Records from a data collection
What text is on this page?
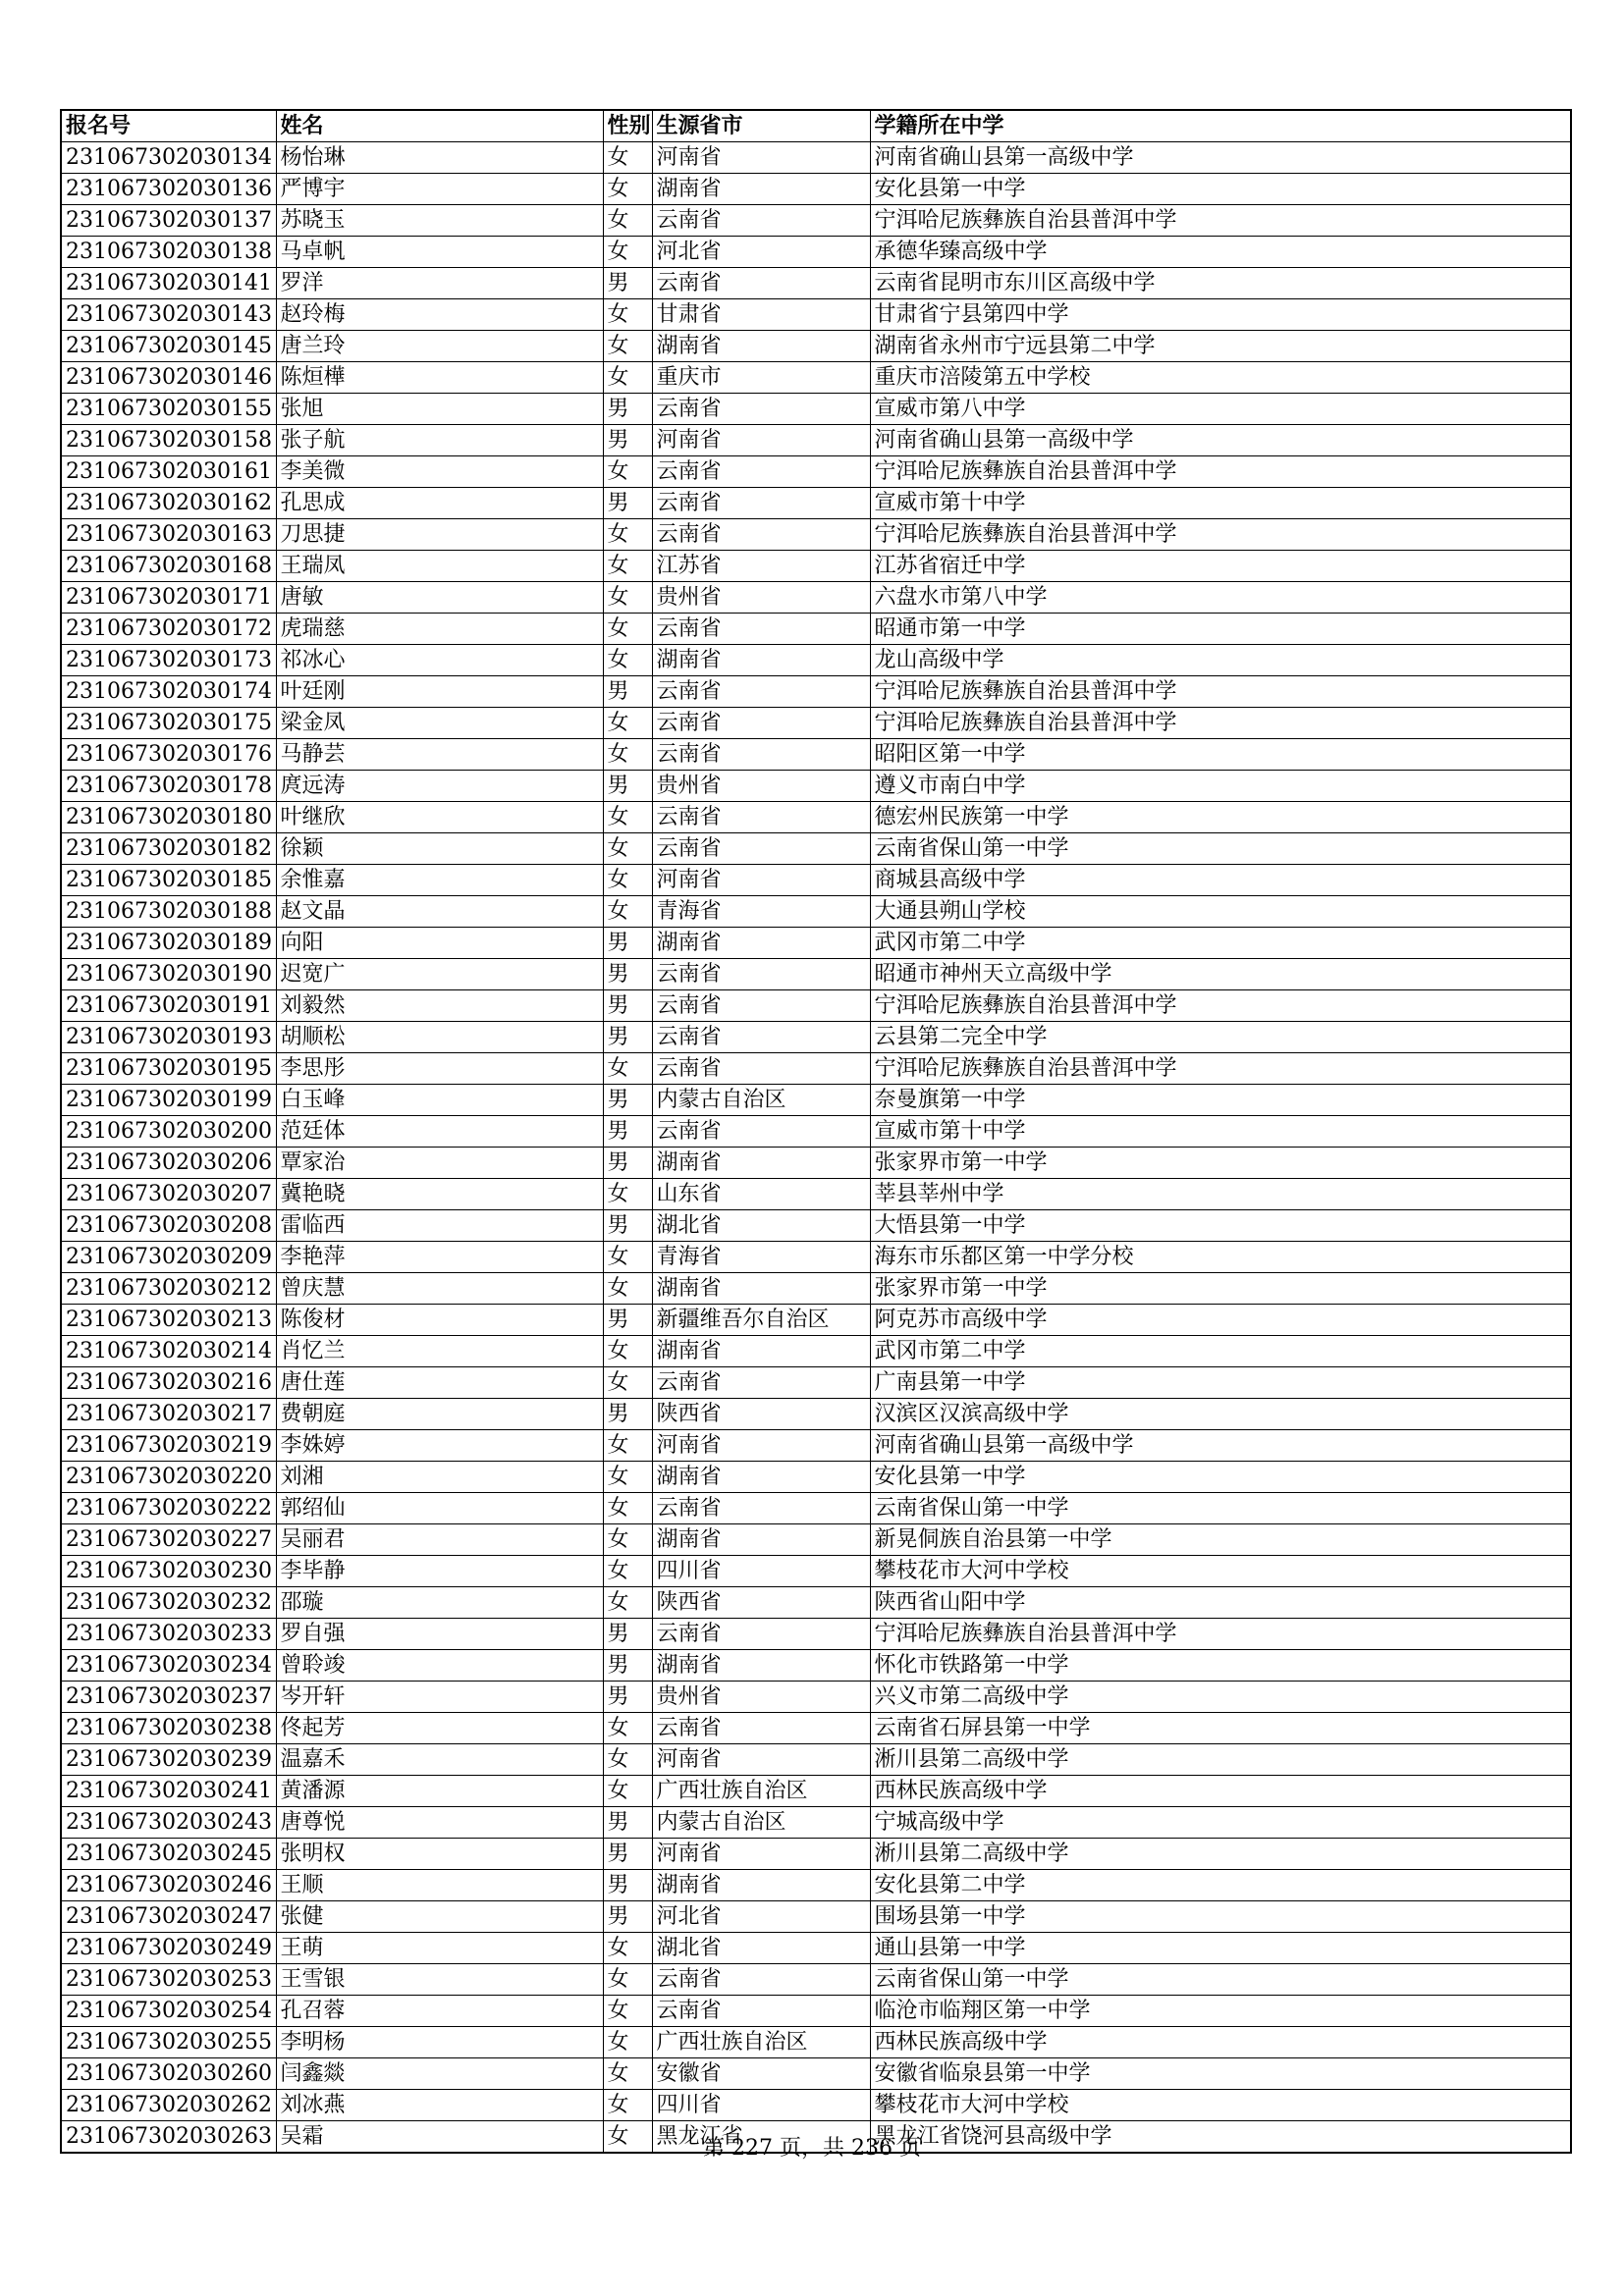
报名号	姓名	性别	生源省市	学籍所在中学
231067302030134	杨怡琳	女	河南省	河南省确山县第一高级中学
231067302030136	严博宇	女	湖南省	安化县第一中学
231067302030137	苏晓玉	女	云南省	宁洱哈尼族彝族自治县普洱中学
231067302030138	马卓帆	女	河北省	承德华臻高级中学
231067302030141	罗洋	男	云南省	云南省昆明市东川区高级中学
231067302030143	赵玲梅	女	甘肃省	甘肃省宁县第四中学
231067302030145	唐兰玲	女	湖南省	湖南省永州市宁远县第二中学
231067302030146	陈烜樺	女	重庆市	重庆市涪陵第五中学校
231067302030155	张旭	男	云南省	宣威市第八中学
231067302030158	张子航	男	河南省	河南省确山县第一高级中学
231067302030161	李美微	女	云南省	宁洱哈尼族彝族自治县普洱中学
231067302030162	孔思成	男	云南省	宣威市第十中学
231067302030163	刀思捷	女	云南省	宁洱哈尼族彝族自治县普洱中学
231067302030168	王瑞凤	女	江苏省	江苏省宿迁中学
231067302030171	唐敏	女	贵州省	六盘水市第八中学
231067302030172	虎瑞慈	女	云南省	昭通市第一中学
231067302030173	祁冰心	女	湖南省	龙山高级中学
231067302030174	叶廷刚	男	云南省	宁洱哈尼族彝族自治县普洱中学
231067302030175	梁金凤	女	云南省	宁洱哈尼族彝族自治县普洱中学
231067302030176	马静芸	女	云南省	昭阳区第一中学
231067302030178	庹远涛	男	贵州省	遵义市南白中学
231067302030180	叶继欣	女	云南省	德宏州民族第一中学
231067302030182	徐颖	女	云南省	云南省保山第一中学
231067302030185	余惟嘉	女	河南省	商城县高级中学
231067302030188	赵文晶	女	青海省	大通县朔山学校
231067302030189	向阳	男	湖南省	武冈市第二中学
231067302030190	迟宽广	男	云南省	昭通市神州天立高级中学
231067302030191	刘毅然	男	云南省	宁洱哈尼族彝族自治县普洱中学
231067302030193	胡顺松	男	云南省	云县第二完全中学
231067302030195	李思彤	女	云南省	宁洱哈尼族彝族自治县普洱中学
231067302030199	白玉峰	男	内蒙古自治区	奈曼旗第一中学
231067302030200	范廷体	男	云南省	宣威市第十中学
231067302030206	覃家治	男	湖南省	张家界市第一中学
231067302030207	冀艳晓	女	山东省	莘县莘州中学
231067302030208	雷临西	男	湖北省	大悟县第一中学
231067302030209	李艳萍	女	青海省	海东市乐都区第一中学分校
231067302030212	曾庆慧	女	湖南省	张家界市第一中学
231067302030213	陈俊材	男	新疆维吾尔自治区	阿克苏市高级中学
231067302030214	肖忆兰	女	湖南省	武冈市第二中学
231067302030216	唐仕莲	女	云南省	广南县第一中学
231067302030217	费朝庭	男	陕西省	汉滨区汉滨高级中学
231067302030219	李姝婷	女	河南省	河南省确山县第一高级中学
231067302030220	刘湘	女	湖南省	安化县第一中学
231067302030222	郭绍仙	女	云南省	云南省保山第一中学
231067302030227	吴丽君	女	湖南省	新晃侗族自治县第一中学
231067302030230	李毕静	女	四川省	攀枝花市大河中学校
231067302030232	邵璇	女	陕西省	陕西省山阳中学
231067302030233	罗自强	男	云南省	宁洱哈尼族彝族自治县普洱中学
231067302030234	曾聆竣	男	湖南省	怀化市铁路第一中学
231067302030237	岑开轩	男	贵州省	兴义市第二高级中学
231067302030238	佟起芳	女	云南省	云南省石屏县第一中学
231067302030239	温嘉禾	女	河南省	淅川县第二高级中学
231067302030241	黄潘源	女	广西壮族自治区	西林民族高级中学
231067302030243	唐尊悦	男	内蒙古自治区	宁城高级中学
231067302030245	张明权	男	河南省	淅川县第二高级中学
231067302030246	王顺	男	湖南省	安化县第二中学
231067302030247	张健	男	河北省	围场县第一中学
231067302030249	王萌	女	湖北省	通山县第一中学
231067302030253	王雪银	女	云南省	云南省保山第一中学
231067302030254	孔召蓉	女	云南省	临沧市临翔区第一中学
231067302030255	李明杨	女	广西壮族自治区	西林民族高级中学
231067302030260	闫鑫燚	女	安徽省	安徽省临泉县第一中学
231067302030262	刘冰燕	女	四川省	攀枝花市大河中学校
231067302030263	吴霜	女	黑龙江省	黑龙江省饶河县高级中学
第 227 页，共 236 页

▶ _EXERCISE DETAILS_:
Output every entry word for word, but omit the pictures.

▶ _REPLY TO THE TASK_:
What text is on this page?
报名号	姓名	性别	生源省市	学籍所在中学
231067302030134	杨怡琳	女	河南省	河南省确山县第一高级中学
231067302030136	严博宇	女	湖南省	安化县第一中学
231067302030137	苏晓玉	女	云南省	宁洱哈尼族彝族自治县普洱中学
231067302030138	马卓帆	女	河北省	承德华臻高级中学
231067302030141	罗洋	男	云南省	云南省昆明市东川区高级中学
231067302030143	赵玲梅	女	甘肃省	甘肃省宁县第四中学
231067302030145	唐兰玲	女	湖南省	湖南省永州市宁远县第二中学
231067302030146	陈烜樺	女	重庆市	重庆市涪陵第五中学校
231067302030155	张旭	男	云南省	宣威市第八中学
231067302030158	张子航	男	河南省	河南省确山县第一高级中学
231067302030161	李美微	女	云南省	宁洱哈尼族彝族自治县普洱中学
231067302030162	孔思成	男	云南省	宣威市第十中学
231067302030163	刀思捷	女	云南省	宁洱哈尼族彝族自治县普洱中学
231067302030168	王瑞凤	女	江苏省	江苏省宿迁中学
231067302030171	唐敏	女	贵州省	六盘水市第八中学
231067302030172	虎瑞慈	女	云南省	昭通市第一中学
231067302030173	祁冰心	女	湖南省	龙山高级中学
231067302030174	叶廷刚	男	云南省	宁洱哈尼族彝族自治县普洱中学
231067302030175	梁金凤	女	云南省	宁洱哈尼族彝族自治县普洱中学
231067302030176	马静芸	女	云南省	昭阳区第一中学
231067302030178	庹远涛	男	贵州省	遵义市南白中学
231067302030180	叶继欣	女	云南省	德宏州民族第一中学
231067302030182	徐颖	女	云南省	云南省保山第一中学
231067302030185	余惟嘉	女	河南省	商城县高级中学
231067302030188	赵文晶	女	青海省	大通县朔山学校
231067302030189	向阳	男	湖南省	武冈市第二中学
231067302030190	迟宽广	男	云南省	昭通市神州天立高级中学
231067302030191	刘毅然	男	云南省	宁洱哈尼族彝族自治县普洱中学
231067302030193	胡顺松	男	云南省	云县第二完全中学
231067302030195	李思彤	女	云南省	宁洱哈尼族彝族自治县普洱中学
231067302030199	白玉峰	男	内蒙古自治区	奈曼旗第一中学
231067302030200	范廷体	男	云南省	宣威市第十中学
231067302030206	覃家治	男	湖南省	张家界市第一中学
231067302030207	冀艳晓	女	山东省	莘县莘州中学
231067302030208	雷临西	男	湖北省	大悟县第一中学
231067302030209	李艳萍	女	青海省	海东市乐都区第一中学分校
231067302030212	曾庆慧	女	湖南省	张家界市第一中学
231067302030213	陈俊材	男	新疆维吾尔自治区	阿克苏市高级中学
231067302030214	肖忆兰	女	湖南省	武冈市第二中学
231067302030216	唐仕莲	女	云南省	广南县第一中学
231067302030217	费朝庭	男	陕西省	汉滨区汉滨高级中学
231067302030219	李姝婷	女	河南省	河南省确山县第一高级中学
231067302030220	刘湘	女	湖南省	安化县第一中学
231067302030222	郭绍仙	女	云南省	云南省保山第一中学
231067302030227	吴丽君	女	湖南省	新晃侗族自治县第一中学
231067302030230	李毕静	女	四川省	攀枝花市大河中学校
231067302030232	邵璇	女	陕西省	陕西省山阳中学
231067302030233	罗自强	男	云南省	宁洱哈尼族彝族自治县普洱中学
231067302030234	曾聆竣	男	湖南省	怀化市铁路第一中学
231067302030237	岑开轩	男	贵州省	兴义市第二高级中学
231067302030238	佟起芳	女	云南省	云南省石屏县第一中学
231067302030239	温嘉禾	女	河南省	淅川县第二高级中学
231067302030241	黄潘源	女	广西壮族自治区	西林民族高级中学
231067302030243	唐尊悦	男	内蒙古自治区	宁城高级中学
231067302030245	张明权	男	河南省	淅川县第二高级中学
231067302030246	王顺	男	湖南省	安化县第二中学
231067302030247	张健	男	河北省	围场县第一中学
231067302030249	王萌	女	湖北省	通山县第一中学
231067302030253	王雪银	女	云南省	云南省保山第一中学
231067302030254	孔召蓉	女	云南省	临沧市临翔区第一中学
231067302030255	李明杨	女	广西壮族自治区	西林民族高级中学
231067302030260	闫鑫燚	女	安徽省	安徽省临泉县第一中学
231067302030262	刘冰燕	女	四川省	攀枝花市大河中学校
231067302030263	吴霜	女	黑龙江省	黑龙江省饶河县高级中学
第 227 页，共 236 页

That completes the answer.